§ **Task material**:
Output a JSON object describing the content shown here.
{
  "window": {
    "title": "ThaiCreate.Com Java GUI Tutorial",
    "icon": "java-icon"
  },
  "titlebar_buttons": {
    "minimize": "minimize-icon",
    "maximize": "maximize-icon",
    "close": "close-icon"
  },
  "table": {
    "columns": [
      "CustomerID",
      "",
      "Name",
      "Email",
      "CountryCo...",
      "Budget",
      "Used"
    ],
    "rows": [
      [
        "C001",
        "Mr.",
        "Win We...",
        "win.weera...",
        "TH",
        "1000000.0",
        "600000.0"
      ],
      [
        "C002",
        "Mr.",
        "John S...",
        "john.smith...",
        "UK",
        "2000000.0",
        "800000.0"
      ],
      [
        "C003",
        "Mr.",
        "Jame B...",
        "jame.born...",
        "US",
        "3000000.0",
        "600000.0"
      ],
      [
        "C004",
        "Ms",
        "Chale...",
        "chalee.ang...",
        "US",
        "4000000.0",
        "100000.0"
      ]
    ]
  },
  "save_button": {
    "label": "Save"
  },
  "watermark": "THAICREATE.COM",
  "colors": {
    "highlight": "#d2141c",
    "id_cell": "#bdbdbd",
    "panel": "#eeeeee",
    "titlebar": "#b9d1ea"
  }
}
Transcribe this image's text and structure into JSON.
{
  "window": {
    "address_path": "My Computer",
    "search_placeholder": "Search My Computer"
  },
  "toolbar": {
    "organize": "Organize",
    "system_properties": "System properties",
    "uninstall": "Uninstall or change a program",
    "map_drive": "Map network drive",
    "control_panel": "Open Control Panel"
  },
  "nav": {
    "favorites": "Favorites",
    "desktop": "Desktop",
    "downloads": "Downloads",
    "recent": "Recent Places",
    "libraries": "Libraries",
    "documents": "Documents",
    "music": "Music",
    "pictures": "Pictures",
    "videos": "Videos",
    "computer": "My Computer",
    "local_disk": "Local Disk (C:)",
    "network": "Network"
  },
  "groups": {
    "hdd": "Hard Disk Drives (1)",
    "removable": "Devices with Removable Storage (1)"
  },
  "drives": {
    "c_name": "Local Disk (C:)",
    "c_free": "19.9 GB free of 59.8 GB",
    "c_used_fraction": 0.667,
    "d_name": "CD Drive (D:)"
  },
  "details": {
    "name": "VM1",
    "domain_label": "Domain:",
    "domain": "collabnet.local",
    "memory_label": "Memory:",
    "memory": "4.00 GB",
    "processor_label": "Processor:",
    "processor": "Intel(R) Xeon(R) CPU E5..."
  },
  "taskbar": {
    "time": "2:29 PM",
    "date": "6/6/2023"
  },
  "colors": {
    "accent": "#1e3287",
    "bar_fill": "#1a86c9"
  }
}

§ **What this task involves**: Wherever "Computer" shows up in a line, copy that line.

§ **Task result**:
    "address_path": "My Computer",
    "search_placeholder": "Search My Computer"
    "computer": "My Computer",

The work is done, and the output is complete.